- SEZIONE DEL DOCUMENTO
◇ ◇ ◇ ◇ ◇
Il “modo di produzione” capitalista

  • Il capitalismo come modo di produzione si basa su una serie di differenti rapporti di produzione, spesso fraintesi come distinti “modi di produzione intercorrelati”.[12] Il capitalismo è un modo globale di appropriazione ed espropriazione, e un modo altrettanto violento di trasformazione e distruzione. La guerra non è uno stato eccezionale; è sempre stata un aspetto necessario e permanente sia dell’economia che della politica capitalista.
  • Nel capitalismo, la guerra non assume solo l’aspetto di guerra di conquista, coloniale o di aggressione. Lo stesso modo di produzione capitalista significa sempre sia guerra contro l’umanità, sia guerra tra umanità e natura.
◇ ◇ ◇ ◇ ◇
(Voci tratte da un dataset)
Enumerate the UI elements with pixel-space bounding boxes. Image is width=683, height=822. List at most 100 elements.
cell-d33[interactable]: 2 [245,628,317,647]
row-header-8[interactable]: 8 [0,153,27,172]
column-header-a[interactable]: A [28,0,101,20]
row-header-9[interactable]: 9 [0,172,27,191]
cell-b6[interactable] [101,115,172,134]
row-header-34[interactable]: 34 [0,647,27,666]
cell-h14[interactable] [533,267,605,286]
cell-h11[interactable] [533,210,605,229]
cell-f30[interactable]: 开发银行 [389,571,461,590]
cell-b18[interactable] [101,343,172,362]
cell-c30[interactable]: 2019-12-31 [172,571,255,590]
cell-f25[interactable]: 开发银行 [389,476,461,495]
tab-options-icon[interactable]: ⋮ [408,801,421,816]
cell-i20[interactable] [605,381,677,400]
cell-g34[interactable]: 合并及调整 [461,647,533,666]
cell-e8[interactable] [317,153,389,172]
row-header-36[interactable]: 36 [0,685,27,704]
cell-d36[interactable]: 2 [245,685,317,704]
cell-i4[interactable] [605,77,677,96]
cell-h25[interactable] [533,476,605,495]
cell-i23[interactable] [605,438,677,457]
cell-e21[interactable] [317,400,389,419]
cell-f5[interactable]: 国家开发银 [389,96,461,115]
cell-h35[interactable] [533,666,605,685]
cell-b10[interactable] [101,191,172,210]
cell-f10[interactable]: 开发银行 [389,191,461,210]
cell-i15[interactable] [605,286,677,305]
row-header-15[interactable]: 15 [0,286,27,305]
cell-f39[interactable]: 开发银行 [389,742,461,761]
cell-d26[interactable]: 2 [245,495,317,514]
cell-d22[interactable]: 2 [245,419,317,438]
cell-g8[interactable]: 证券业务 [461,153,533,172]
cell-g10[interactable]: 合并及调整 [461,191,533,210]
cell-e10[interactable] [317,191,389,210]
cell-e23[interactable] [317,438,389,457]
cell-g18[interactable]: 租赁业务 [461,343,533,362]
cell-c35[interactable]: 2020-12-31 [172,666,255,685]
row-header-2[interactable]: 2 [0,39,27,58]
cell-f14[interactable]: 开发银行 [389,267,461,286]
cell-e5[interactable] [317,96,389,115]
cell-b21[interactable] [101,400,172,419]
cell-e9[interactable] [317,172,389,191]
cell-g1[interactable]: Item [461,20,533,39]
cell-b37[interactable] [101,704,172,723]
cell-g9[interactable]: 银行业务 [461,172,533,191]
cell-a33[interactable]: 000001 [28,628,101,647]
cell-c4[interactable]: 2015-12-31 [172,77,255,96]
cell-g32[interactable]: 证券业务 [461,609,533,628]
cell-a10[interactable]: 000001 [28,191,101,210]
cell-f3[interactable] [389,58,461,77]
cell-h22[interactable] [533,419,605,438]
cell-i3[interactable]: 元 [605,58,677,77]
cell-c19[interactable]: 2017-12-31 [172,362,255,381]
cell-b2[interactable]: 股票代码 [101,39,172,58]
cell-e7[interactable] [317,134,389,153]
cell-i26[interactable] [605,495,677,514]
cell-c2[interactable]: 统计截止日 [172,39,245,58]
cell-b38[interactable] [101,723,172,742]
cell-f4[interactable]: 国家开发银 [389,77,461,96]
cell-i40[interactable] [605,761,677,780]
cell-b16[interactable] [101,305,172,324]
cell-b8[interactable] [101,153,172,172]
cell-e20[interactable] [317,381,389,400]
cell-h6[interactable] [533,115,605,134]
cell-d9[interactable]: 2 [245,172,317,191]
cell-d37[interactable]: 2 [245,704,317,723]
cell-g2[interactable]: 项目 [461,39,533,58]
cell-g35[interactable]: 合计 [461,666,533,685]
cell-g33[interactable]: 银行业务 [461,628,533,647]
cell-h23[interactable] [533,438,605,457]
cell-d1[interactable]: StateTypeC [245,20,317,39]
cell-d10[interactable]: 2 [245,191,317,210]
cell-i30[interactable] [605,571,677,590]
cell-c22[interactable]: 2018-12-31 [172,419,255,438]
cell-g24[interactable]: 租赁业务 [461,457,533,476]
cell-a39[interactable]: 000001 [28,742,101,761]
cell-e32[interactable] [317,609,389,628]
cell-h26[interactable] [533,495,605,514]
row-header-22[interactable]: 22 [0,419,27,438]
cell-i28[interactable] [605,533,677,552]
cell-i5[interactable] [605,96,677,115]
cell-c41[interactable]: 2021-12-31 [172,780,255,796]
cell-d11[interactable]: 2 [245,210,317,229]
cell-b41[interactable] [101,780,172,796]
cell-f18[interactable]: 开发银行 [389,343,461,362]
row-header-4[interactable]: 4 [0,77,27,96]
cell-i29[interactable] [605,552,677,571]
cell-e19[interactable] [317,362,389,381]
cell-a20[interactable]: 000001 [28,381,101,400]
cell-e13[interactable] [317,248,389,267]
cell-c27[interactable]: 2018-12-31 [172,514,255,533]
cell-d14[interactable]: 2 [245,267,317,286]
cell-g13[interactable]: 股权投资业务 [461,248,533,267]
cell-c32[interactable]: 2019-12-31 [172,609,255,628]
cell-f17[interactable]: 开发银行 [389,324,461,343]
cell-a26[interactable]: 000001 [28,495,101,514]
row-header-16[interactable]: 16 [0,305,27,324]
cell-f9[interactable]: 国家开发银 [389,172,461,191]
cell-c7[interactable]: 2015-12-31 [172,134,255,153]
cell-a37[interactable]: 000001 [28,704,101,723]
◇ ◇ ◇ ◇ ◇
- SERIE DI ESERCIZI
1. Quali tipi di guerra nomina il secondo punto della sezione sul modo di produzione capitalista? Elencali tutti.
2. Prosegui la sezione sul modo di produzione capitalista dopo l'ultima frase.

- RISPOSTE AGLI ESERCIZI
1. Guerra di conquista, guerra coloniale, guerra di aggressione, guerra contro l'umanità, guerra tra umanità e natura.

2.
  • Il modo di produzione capitalista ha – nonostante la percezione comune – un carattere coloniale costante. Le sue caratteristiche tipiche sono i metodi di colonizzazione interni ed esterni. È questo che definisce con precisione la sua “modernità”, il suo “progresso” e la sua “civiltà”.[13]
  • Al modo di produzione capitalista sono intrinsecamente connesse non solo le sue tendenze imperialistiche, ma anche quelle imperiali, che si basano sul sistema mondiale moderno e che richiedono una dominazione totalitaria del mondo. Le condizioni politiche di democrazia sono solo un’espressione temporanea del modo di produzione capitalista e non sono necessariamente legate a esso.[14]
  • Il capitalismo come “modo di produzione” – in verità, di distruzione – si è sempre basato sul mondo nel suo insieme. Ecco perché – capovolgendo un concetto comune – è il mondo intero a dover essere considerato l’“ unità di analisi” (Wallerstein) – e non il “primo”, il “secondo” o il “terzo” mondo; o un singolo stato nazionale[15]. La nazione, poi, è solo una conseguenza e una perpetuazione della divisione internazionale del lavoro/ordine mondiale. È quello che chiamiamo “l’illusione dello stato nazionale”.
  • Spinte dallo shock causato dal disastro nucleare di Chernobyl del 1986 – che ha segnato l’inizio della caduta dell’Unione Sovietica – alcune di noi si sono focalizzate sempre di più sulla critica del cosiddetto “sviluppo delle forze di produzione”, in altri termini, sulla critica della tecnologia nel capitalismo.[16] Parallelamente, è successo che si intensificasse la critica del patriarcato. È stato subito chiaro che il secondo non era altro che la precondizione del primo.

Lo sviluppo delle forze produttive nel capitalismo

  • Lo sviluppo delle forze produttive del capitalismo è stato sempre legato al bisogno della guerra, quindi alla necessità di forze distruttive intrinseche.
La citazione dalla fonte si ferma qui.